### Material for this exercise

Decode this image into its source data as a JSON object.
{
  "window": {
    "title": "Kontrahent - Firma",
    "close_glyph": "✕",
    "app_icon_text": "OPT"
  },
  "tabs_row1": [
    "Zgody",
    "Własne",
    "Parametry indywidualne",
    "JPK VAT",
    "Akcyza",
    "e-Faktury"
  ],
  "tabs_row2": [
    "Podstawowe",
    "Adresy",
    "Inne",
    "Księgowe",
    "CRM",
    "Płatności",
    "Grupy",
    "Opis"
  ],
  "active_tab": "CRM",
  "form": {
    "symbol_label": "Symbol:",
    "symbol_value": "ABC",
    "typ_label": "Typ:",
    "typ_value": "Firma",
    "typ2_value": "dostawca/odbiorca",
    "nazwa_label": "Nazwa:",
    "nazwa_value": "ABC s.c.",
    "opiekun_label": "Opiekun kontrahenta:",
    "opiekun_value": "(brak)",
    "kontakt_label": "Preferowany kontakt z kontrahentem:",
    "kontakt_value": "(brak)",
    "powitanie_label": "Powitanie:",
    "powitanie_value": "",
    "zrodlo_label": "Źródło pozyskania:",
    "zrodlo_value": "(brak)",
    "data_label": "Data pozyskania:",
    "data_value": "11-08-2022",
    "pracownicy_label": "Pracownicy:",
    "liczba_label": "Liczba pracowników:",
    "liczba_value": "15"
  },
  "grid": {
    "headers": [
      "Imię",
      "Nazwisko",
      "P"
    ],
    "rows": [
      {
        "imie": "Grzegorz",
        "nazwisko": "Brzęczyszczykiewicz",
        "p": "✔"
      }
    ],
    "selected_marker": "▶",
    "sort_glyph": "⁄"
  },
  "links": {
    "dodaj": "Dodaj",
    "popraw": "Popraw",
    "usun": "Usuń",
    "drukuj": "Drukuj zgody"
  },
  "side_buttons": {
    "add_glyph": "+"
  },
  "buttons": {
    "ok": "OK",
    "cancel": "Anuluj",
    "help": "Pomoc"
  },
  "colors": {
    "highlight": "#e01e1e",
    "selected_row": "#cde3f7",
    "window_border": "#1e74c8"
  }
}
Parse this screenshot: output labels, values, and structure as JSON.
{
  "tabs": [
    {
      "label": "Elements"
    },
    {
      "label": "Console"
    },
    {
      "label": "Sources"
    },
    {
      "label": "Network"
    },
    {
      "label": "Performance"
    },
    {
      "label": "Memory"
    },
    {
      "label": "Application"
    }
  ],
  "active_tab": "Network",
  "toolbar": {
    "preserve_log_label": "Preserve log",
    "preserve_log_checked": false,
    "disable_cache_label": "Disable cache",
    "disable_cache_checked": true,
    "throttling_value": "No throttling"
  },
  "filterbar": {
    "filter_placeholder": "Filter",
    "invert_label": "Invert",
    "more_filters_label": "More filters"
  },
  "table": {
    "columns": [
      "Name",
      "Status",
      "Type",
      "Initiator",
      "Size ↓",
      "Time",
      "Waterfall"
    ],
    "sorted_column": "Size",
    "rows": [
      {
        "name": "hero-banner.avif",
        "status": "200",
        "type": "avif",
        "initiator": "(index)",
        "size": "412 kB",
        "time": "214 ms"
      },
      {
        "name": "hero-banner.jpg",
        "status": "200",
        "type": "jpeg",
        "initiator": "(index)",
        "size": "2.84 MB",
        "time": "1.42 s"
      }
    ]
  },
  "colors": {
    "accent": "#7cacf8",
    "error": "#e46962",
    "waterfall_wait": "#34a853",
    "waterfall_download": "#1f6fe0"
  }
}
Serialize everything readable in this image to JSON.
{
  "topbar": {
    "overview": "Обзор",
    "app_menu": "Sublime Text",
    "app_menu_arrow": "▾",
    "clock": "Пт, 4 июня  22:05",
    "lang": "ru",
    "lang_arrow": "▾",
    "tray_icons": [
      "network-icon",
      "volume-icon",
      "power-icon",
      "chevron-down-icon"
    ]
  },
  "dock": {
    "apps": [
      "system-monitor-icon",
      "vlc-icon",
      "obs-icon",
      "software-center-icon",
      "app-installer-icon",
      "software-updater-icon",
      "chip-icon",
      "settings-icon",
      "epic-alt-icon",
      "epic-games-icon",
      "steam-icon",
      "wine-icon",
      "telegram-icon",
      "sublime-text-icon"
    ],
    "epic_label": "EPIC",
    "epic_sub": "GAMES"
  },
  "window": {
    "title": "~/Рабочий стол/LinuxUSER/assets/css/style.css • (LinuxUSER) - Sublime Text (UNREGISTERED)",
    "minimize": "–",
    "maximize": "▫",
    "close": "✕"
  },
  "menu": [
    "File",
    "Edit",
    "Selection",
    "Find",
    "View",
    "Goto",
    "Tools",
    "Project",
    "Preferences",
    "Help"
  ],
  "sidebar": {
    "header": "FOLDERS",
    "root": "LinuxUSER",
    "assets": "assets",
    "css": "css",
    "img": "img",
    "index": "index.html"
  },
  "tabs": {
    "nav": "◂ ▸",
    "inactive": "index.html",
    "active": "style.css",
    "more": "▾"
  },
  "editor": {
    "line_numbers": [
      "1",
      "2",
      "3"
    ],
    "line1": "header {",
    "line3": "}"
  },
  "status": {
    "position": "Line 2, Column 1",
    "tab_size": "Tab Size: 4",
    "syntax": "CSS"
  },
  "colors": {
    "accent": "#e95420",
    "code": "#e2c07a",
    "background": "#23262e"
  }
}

### Short exercise
Gather each line in the data that holds the string "assets".

### Task solution
    "title": "~/Рабочий стол/LinuxUSER/assets/css/style.css • (LinuxUSER) - Sublime Text (UNREGISTERED)",
    "assets": "assets",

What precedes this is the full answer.